### Written problem
Transcribe all records exactly.

*****

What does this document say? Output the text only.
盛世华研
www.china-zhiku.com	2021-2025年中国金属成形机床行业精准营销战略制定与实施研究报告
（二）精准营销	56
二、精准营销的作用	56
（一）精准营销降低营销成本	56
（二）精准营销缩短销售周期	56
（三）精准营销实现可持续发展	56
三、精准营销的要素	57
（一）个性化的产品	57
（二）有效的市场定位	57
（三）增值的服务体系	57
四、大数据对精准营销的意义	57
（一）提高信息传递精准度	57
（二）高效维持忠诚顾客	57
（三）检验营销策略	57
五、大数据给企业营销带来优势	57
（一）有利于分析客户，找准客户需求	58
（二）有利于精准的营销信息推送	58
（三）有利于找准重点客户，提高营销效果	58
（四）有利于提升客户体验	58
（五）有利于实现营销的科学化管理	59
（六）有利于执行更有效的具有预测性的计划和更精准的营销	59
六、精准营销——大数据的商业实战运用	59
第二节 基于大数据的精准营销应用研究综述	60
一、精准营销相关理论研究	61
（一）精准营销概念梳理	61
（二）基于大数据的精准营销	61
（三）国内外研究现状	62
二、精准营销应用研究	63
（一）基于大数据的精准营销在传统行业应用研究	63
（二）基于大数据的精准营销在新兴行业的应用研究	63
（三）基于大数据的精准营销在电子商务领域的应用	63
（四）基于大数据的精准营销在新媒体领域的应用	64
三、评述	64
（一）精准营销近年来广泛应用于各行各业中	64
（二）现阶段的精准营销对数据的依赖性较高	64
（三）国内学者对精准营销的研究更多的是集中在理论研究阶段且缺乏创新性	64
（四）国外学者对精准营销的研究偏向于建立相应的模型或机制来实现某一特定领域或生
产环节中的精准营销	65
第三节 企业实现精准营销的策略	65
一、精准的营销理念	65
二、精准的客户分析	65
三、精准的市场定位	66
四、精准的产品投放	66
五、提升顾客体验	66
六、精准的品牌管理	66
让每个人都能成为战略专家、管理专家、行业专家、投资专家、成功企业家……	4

*****

### Correct output
What does this document say? Output the text only.
盛世华研
www.china-zhiku.com	2021-2025年中国金属成形机床行业精准营销战略制定与实施研究报告
（二）精准营销	56
二、精准营销的作用	56
（一）精准营销降低营销成本	56
（二）精准营销缩短销售周期	56
（三）精准营销实现可持续发展	56
三、精准营销的要素	57
（一）个性化的产品	57
（二）有效的市场定位	57
（三）增值的服务体系	57
四、大数据对精准营销的意义	57
（一）提高信息传递精准度	57
（二）高效维持忠诚顾客	57
（三）检验营销策略	57
五、大数据给企业营销带来优势	57
（一）有利于分析客户，找准客户需求	58
（二）有利于精准的营销信息推送	58
（三）有利于找准重点客户，提高营销效果	58
（四）有利于提升客户体验	58
（五）有利于实现营销的科学化管理	59
（六）有利于执行更有效的具有预测性的计划和更精准的营销	59
六、精准营销——大数据的商业实战运用	59
第二节 基于大数据的精准营销应用研究综述	60
一、精准营销相关理论研究	61
（一）精准营销概念梳理	61
（二）基于大数据的精准营销	61
（三）国内外研究现状	62
二、精准营销应用研究	63
（一）基于大数据的精准营销在传统行业应用研究	63
（二）基于大数据的精准营销在新兴行业的应用研究	63
（三）基于大数据的精准营销在电子商务领域的应用	63
（四）基于大数据的精准营销在新媒体领域的应用	64
三、评述	64
（一）精准营销近年来广泛应用于各行各业中	64
（二）现阶段的精准营销对数据的依赖性较高	64
（三）国内学者对精准营销的研究更多的是集中在理论研究阶段且缺乏创新性	64
（四）国外学者对精准营销的研究偏向于建立相应的模型或机制来实现某一特定领域或生
产环节中的精准营销	65
第三节 企业实现精准营销的策略	65
一、精准的营销理念	65
二、精准的客户分析	65
三、精准的市场定位	66
四、精准的产品投放	66
五、提升顾客体验	66
六、精准的品牌管理	66
让每个人都能成为战略专家、管理专家、行业专家、投资专家、成功企业家……	4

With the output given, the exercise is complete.